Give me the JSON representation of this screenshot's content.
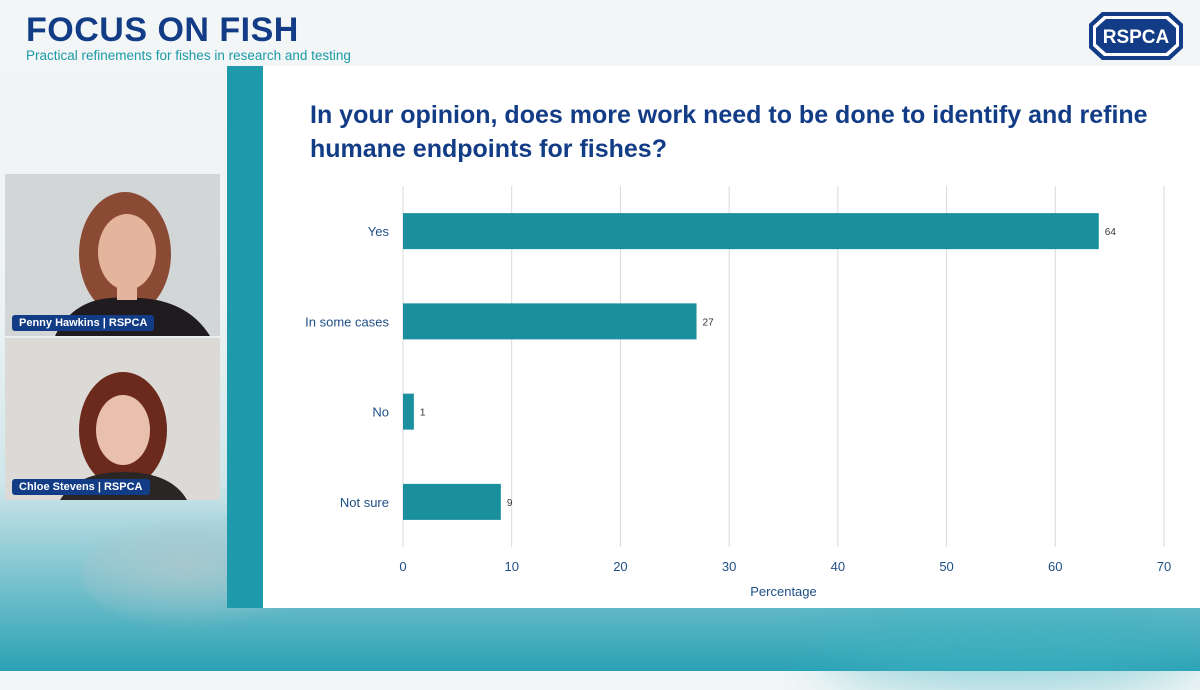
{
  "header": {
    "title": "FOCUS ON FISH",
    "subtitle": "Practical refinements for fishes in research and testing",
    "logo_text": "RSPCA"
  },
  "slide": {
    "question": "In your opinion, does more work need to be done to identify and refine humane endpoints for fishes?"
  },
  "participants": [
    {
      "name": "Penny Hawkins | RSPCA"
    },
    {
      "name": "Chloe Stevens | RSPCA"
    }
  ],
  "colors": {
    "brand_navy": "#123c86",
    "brand_teal": "#1c9aa8",
    "bar": "#1a8f9e"
  },
  "chart_data": {
    "type": "bar",
    "orientation": "horizontal",
    "categories": [
      "Yes",
      "In some cases",
      "No",
      "Not sure"
    ],
    "values": [
      64,
      27,
      1,
      9
    ],
    "data_labels": [
      "64",
      "27",
      "1",
      "9"
    ],
    "xlabel": "Percentage",
    "ylabel": "",
    "xlim": [
      0,
      70
    ],
    "xticks": [
      "0",
      "10",
      "20",
      "30",
      "40",
      "50",
      "60",
      "70"
    ],
    "grid": true,
    "legend": "none"
  }
}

**Given task**
Reproduce the data above in full, exactly as it is, with the pictures left out.

**The answer**
Give me the JSON representation of this screenshot's content.
{
  "header": {
    "title": "FOCUS ON FISH",
    "subtitle": "Practical refinements for fishes in research and testing",
    "logo_text": "RSPCA"
  },
  "slide": {
    "question": "In your opinion, does more work need to be done to identify and refine humane endpoints for fishes?"
  },
  "participants": [
    {
      "name": "Penny Hawkins | RSPCA"
    },
    {
      "name": "Chloe Stevens | RSPCA"
    }
  ],
  "colors": {
    "brand_navy": "#123c86",
    "brand_teal": "#1c9aa8",
    "bar": "#1a8f9e"
  },
  "chart_data": {
    "type": "bar",
    "orientation": "horizontal",
    "categories": [
      "Yes",
      "In some cases",
      "No",
      "Not sure"
    ],
    "values": [
      64,
      27,
      1,
      9
    ],
    "data_labels": [
      "64",
      "27",
      "1",
      "9"
    ],
    "xlabel": "Percentage",
    "ylabel": "",
    "xlim": [
      0,
      70
    ],
    "xticks": [
      "0",
      "10",
      "20",
      "30",
      "40",
      "50",
      "60",
      "70"
    ],
    "grid": true,
    "legend": "none"
  }
}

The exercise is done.